AIM OF THE TASK: Each record below is to be reproduced without any change.

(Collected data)
---+---

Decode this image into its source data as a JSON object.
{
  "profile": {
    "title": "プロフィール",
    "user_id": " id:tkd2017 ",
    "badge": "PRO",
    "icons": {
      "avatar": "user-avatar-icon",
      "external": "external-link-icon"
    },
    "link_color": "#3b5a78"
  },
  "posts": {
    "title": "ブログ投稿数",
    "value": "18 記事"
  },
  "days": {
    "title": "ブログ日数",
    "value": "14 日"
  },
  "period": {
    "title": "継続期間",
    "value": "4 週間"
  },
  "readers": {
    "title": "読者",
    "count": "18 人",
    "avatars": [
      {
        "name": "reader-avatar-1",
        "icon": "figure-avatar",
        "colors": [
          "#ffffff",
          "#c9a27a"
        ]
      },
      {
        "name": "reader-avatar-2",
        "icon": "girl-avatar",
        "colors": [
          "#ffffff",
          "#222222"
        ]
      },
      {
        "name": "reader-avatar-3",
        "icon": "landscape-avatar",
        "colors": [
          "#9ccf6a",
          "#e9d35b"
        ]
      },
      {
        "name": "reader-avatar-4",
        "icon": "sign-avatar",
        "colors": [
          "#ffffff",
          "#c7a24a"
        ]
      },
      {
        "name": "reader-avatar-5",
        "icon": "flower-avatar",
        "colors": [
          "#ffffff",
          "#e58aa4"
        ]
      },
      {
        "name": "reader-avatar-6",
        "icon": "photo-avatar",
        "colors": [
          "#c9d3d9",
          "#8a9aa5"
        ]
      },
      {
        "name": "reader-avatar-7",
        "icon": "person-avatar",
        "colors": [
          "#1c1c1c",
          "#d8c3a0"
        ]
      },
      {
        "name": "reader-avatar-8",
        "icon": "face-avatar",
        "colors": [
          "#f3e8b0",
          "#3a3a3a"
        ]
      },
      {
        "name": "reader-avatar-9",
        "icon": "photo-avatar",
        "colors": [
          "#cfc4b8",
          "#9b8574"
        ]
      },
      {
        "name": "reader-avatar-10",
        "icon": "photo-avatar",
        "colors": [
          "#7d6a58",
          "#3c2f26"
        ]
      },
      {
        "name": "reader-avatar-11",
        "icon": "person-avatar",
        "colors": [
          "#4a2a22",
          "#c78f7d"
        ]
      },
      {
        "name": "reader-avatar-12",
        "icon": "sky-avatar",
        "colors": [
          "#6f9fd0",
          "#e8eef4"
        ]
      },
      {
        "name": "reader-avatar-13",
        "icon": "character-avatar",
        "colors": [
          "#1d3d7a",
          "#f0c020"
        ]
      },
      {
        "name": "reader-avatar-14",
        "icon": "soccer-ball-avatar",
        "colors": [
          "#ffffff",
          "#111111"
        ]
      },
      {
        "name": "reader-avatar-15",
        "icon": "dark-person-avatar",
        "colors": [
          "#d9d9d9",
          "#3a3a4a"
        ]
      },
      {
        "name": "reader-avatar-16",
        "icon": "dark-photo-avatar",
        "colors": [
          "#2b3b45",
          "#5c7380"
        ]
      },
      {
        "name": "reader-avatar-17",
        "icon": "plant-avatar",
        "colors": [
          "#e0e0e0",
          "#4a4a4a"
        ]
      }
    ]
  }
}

---+---

FINAL RESULT:
Decode this image into its source data as a JSON object.
{
  "profile": {
    "title": "プロフィール",
    "user_id": " id:tkd2017 ",
    "badge": "PRO",
    "icons": {
      "avatar": "user-avatar-icon",
      "external": "external-link-icon"
    },
    "link_color": "#3b5a78"
  },
  "posts": {
    "title": "ブログ投稿数",
    "value": "18 記事"
  },
  "days": {
    "title": "ブログ日数",
    "value": "14 日"
  },
  "period": {
    "title": "継続期間",
    "value": "4 週間"
  },
  "readers": {
    "title": "読者",
    "count": "18 人",
    "avatars": [
      {
        "name": "reader-avatar-1",
        "icon": "figure-avatar",
        "colors": [
          "#ffffff",
          "#c9a27a"
        ]
      },
      {
        "name": "reader-avatar-2",
        "icon": "girl-avatar",
        "colors": [
          "#ffffff",
          "#222222"
        ]
      },
      {
        "name": "reader-avatar-3",
        "icon": "landscape-avatar",
        "colors": [
          "#9ccf6a",
          "#e9d35b"
        ]
      },
      {
        "name": "reader-avatar-4",
        "icon": "sign-avatar",
        "colors": [
          "#ffffff",
          "#c7a24a"
        ]
      },
      {
        "name": "reader-avatar-5",
        "icon": "flower-avatar",
        "colors": [
          "#ffffff",
          "#e58aa4"
        ]
      },
      {
        "name": "reader-avatar-6",
        "icon": "photo-avatar",
        "colors": [
          "#c9d3d9",
          "#8a9aa5"
        ]
      },
      {
        "name": "reader-avatar-7",
        "icon": "person-avatar",
        "colors": [
          "#1c1c1c",
          "#d8c3a0"
        ]
      },
      {
        "name": "reader-avatar-8",
        "icon": "face-avatar",
        "colors": [
          "#f3e8b0",
          "#3a3a3a"
        ]
      },
      {
        "name": "reader-avatar-9",
        "icon": "photo-avatar",
        "colors": [
          "#cfc4b8",
          "#9b8574"
        ]
      },
      {
        "name": "reader-avatar-10",
        "icon": "photo-avatar",
        "colors": [
          "#7d6a58",
          "#3c2f26"
        ]
      },
      {
        "name": "reader-avatar-11",
        "icon": "person-avatar",
        "colors": [
          "#4a2a22",
          "#c78f7d"
        ]
      },
      {
        "name": "reader-avatar-12",
        "icon": "sky-avatar",
        "colors": [
          "#6f9fd0",
          "#e8eef4"
        ]
      },
      {
        "name": "reader-avatar-13",
        "icon": "character-avatar",
        "colors": [
          "#1d3d7a",
          "#f0c020"
        ]
      },
      {
        "name": "reader-avatar-14",
        "icon": "soccer-ball-avatar",
        "colors": [
          "#ffffff",
          "#111111"
        ]
      },
      {
        "name": "reader-avatar-15",
        "icon": "dark-person-avatar",
        "colors": [
          "#d9d9d9",
          "#3a3a4a"
        ]
      },
      {
        "name": "reader-avatar-16",
        "icon": "dark-photo-avatar",
        "colors": [
          "#2b3b45",
          "#5c7380"
        ]
      },
      {
        "name": "reader-avatar-17",
        "icon": "plant-avatar",
        "colors": [
          "#e0e0e0",
          "#4a4a4a"
        ]
      }
    ]
  }
}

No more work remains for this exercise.